[Items from a dataset]
····················
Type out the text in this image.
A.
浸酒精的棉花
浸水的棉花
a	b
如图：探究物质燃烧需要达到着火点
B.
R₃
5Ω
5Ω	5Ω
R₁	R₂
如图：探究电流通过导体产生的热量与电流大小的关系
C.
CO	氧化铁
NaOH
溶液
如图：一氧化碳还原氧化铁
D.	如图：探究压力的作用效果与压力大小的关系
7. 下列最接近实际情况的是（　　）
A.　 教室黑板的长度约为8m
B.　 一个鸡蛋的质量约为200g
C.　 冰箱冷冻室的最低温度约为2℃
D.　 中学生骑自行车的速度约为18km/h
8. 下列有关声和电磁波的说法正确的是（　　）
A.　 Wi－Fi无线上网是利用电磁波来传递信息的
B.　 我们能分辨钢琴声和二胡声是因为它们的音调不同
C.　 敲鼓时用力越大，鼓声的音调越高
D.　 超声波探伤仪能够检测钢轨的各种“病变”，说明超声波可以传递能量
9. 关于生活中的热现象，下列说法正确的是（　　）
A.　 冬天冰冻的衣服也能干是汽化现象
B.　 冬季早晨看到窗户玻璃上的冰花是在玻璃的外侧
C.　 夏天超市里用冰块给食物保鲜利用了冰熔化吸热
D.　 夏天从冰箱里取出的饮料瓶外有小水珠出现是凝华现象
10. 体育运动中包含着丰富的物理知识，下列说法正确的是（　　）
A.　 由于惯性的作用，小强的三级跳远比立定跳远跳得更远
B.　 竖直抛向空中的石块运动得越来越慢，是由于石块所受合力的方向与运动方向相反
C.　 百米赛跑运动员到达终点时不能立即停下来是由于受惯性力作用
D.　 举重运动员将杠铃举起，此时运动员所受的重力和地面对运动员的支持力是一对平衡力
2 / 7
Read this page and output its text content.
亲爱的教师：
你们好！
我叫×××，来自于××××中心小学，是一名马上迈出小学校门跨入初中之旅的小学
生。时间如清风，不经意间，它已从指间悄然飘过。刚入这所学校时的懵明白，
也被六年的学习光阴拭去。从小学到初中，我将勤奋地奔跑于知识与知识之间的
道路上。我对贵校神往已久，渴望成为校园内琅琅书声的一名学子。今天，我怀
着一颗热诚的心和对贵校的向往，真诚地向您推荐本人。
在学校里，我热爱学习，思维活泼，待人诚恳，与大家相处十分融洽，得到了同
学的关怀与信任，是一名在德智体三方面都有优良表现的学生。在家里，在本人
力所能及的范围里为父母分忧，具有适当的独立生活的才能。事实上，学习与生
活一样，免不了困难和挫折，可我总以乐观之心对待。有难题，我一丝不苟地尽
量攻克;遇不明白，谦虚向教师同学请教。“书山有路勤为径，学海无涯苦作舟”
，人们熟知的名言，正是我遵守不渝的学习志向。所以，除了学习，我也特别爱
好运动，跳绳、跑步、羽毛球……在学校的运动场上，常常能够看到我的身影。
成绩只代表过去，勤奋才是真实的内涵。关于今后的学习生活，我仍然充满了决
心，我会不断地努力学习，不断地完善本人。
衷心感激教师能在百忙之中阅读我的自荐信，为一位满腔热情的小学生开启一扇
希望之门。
····················
#### WHAT IS EXPECTED:
Write an exact transcription of every entry above.

#### OUTPUT FOR THIS TASK:
Type out the text in this image.
A.
浸酒精的棉花
浸水的棉花
a	b
如图：探究物质燃烧需要达到着火点
B.
R₃
5Ω
5Ω	5Ω
R₁	R₂
如图：探究电流通过导体产生的热量与电流大小的关系
C.
CO	氧化铁
NaOH
溶液
如图：一氧化碳还原氧化铁
D.	如图：探究压力的作用效果与压力大小的关系
7. 下列最接近实际情况的是（　　）
A.　 教室黑板的长度约为8m
B.　 一个鸡蛋的质量约为200g
C.　 冰箱冷冻室的最低温度约为2℃
D.　 中学生骑自行车的速度约为18km/h
8. 下列有关声和电磁波的说法正确的是（　　）
A.　 Wi－Fi无线上网是利用电磁波来传递信息的
B.　 我们能分辨钢琴声和二胡声是因为它们的音调不同
C.　 敲鼓时用力越大，鼓声的音调越高
D.　 超声波探伤仪能够检测钢轨的各种“病变”，说明超声波可以传递能量
9. 关于生活中的热现象，下列说法正确的是（　　）
A.　 冬天冰冻的衣服也能干是汽化现象
B.　 冬季早晨看到窗户玻璃上的冰花是在玻璃的外侧
C.　 夏天超市里用冰块给食物保鲜利用了冰熔化吸热
D.　 夏天从冰箱里取出的饮料瓶外有小水珠出现是凝华现象
10. 体育运动中包含着丰富的物理知识，下列说法正确的是（　　）
A.　 由于惯性的作用，小强的三级跳远比立定跳远跳得更远
B.　 竖直抛向空中的石块运动得越来越慢，是由于石块所受合力的方向与运动方向相反
C.　 百米赛跑运动员到达终点时不能立即停下来是由于受惯性力作用
D.　 举重运动员将杠铃举起，此时运动员所受的重力和地面对运动员的支持力是一对平衡力
2 / 7
Read this page and output its text content.
亲爱的教师：
你们好！
我叫×××，来自于××××中心小学，是一名马上迈出小学校门跨入初中之旅的小学
生。时间如清风，不经意间，它已从指间悄然飘过。刚入这所学校时的懵明白，
也被六年的学习光阴拭去。从小学到初中，我将勤奋地奔跑于知识与知识之间的
道路上。我对贵校神往已久，渴望成为校园内琅琅书声的一名学子。今天，我怀
着一颗热诚的心和对贵校的向往，真诚地向您推荐本人。
在学校里，我热爱学习，思维活泼，待人诚恳，与大家相处十分融洽，得到了同
学的关怀与信任，是一名在德智体三方面都有优良表现的学生。在家里，在本人
力所能及的范围里为父母分忧，具有适当的独立生活的才能。事实上，学习与生
活一样，免不了困难和挫折，可我总以乐观之心对待。有难题，我一丝不苟地尽
量攻克;遇不明白，谦虚向教师同学请教。“书山有路勤为径，学海无涯苦作舟”
，人们熟知的名言，正是我遵守不渝的学习志向。所以，除了学习，我也特别爱
好运动，跳绳、跑步、羽毛球……在学校的运动场上，常常能够看到我的身影。
成绩只代表过去，勤奋才是真实的内涵。关于今后的学习生活，我仍然充满了决
心，我会不断地努力学习，不断地完善本人。
衷心感激教师能在百忙之中阅读我的自荐信，为一位满腔热情的小学生开启一扇
希望之门。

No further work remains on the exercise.